(Stored data entries)
......
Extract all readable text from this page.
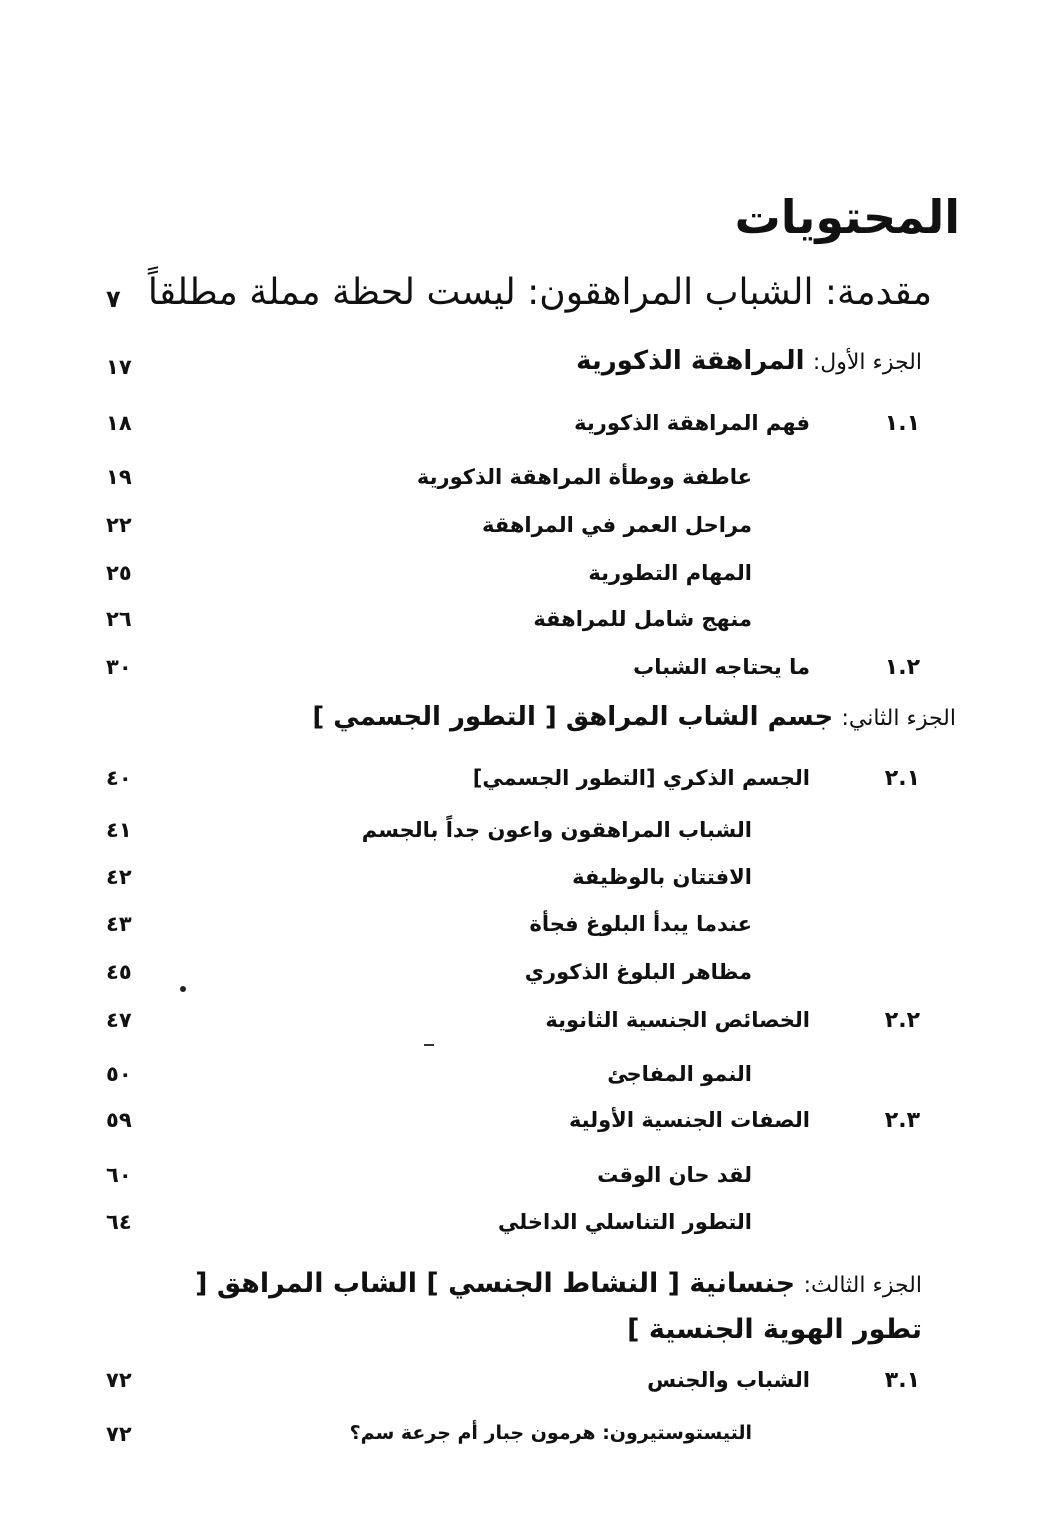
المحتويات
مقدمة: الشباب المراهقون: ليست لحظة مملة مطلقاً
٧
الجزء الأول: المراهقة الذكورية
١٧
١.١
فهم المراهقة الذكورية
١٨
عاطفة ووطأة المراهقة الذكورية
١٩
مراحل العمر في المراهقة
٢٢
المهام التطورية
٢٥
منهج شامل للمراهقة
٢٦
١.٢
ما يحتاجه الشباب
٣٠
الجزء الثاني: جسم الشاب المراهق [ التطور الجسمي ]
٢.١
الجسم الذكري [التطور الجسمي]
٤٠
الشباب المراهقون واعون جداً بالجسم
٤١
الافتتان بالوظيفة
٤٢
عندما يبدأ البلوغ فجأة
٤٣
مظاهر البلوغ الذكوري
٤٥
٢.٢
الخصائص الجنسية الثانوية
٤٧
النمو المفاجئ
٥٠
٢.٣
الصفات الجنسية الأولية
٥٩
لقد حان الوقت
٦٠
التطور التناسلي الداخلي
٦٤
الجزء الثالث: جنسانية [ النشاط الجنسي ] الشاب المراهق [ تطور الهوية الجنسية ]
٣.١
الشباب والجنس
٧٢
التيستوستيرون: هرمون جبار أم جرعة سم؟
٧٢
......
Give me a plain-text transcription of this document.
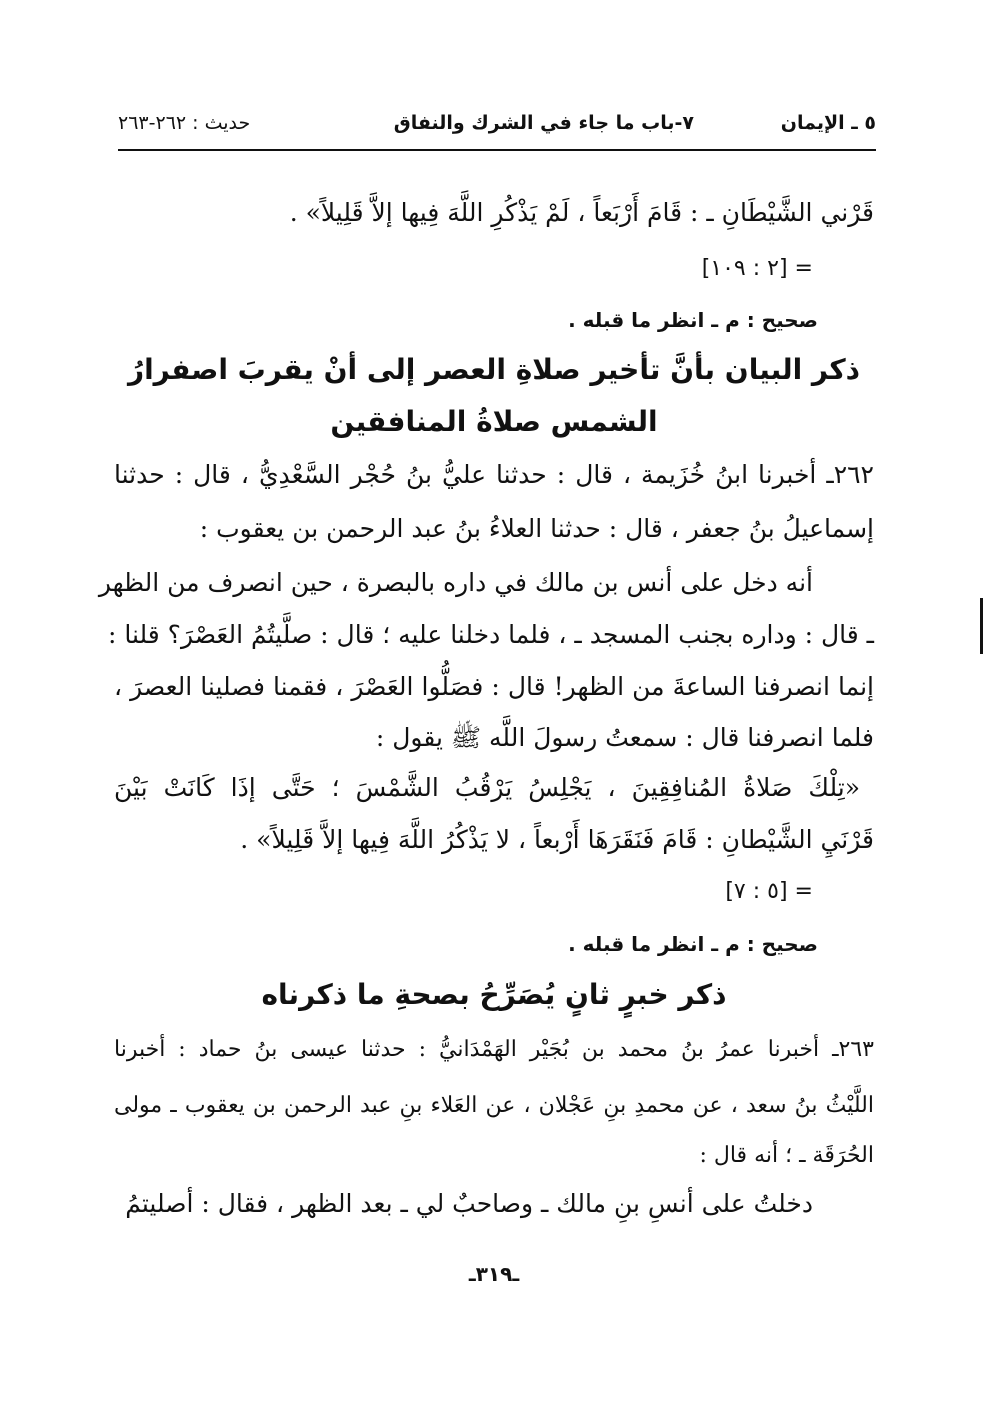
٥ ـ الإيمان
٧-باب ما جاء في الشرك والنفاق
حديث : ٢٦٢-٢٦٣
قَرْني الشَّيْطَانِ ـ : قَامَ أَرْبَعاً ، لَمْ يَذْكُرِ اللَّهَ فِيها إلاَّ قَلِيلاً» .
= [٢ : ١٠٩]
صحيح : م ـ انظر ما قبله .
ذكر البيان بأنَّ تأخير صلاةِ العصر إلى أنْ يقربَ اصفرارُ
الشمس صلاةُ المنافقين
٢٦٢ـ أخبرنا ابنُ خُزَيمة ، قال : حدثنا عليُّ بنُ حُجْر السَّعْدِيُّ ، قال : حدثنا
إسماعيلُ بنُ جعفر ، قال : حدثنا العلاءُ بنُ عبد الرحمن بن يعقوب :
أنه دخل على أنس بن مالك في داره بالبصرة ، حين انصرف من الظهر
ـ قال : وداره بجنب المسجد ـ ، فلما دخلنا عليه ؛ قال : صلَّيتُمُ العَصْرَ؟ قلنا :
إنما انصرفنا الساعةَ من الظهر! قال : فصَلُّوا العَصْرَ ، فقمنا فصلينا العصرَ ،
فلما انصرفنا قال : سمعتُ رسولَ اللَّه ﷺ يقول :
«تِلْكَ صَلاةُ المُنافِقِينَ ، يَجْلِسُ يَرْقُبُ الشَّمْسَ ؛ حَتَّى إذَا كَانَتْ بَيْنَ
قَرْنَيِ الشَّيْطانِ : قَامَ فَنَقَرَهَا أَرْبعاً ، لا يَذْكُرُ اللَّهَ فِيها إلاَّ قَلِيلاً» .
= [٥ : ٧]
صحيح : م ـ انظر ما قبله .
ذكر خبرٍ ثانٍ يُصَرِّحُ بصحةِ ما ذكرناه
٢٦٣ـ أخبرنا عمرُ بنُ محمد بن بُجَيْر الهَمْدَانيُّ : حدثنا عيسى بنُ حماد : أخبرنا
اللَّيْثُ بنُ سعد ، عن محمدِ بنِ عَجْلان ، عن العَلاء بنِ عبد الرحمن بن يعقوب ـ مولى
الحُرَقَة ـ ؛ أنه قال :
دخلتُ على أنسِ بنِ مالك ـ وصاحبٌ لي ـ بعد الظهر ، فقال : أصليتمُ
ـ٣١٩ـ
......
● INSTRUCTIONS TO FOLLOW: Collect every line from the records above that contains the word "الرحمن".

● COMPLETE RESPONSE:
إسماعيلُ بنُ جعفر ، قال : حدثنا العلاءُ بنُ عبد الرحمن بن يعقوب :
اللَّيْثُ بنُ سعد ، عن محمدِ بنِ عَجْلان ، عن العَلاء بنِ عبد الرحمن بن يعقوب ـ مولى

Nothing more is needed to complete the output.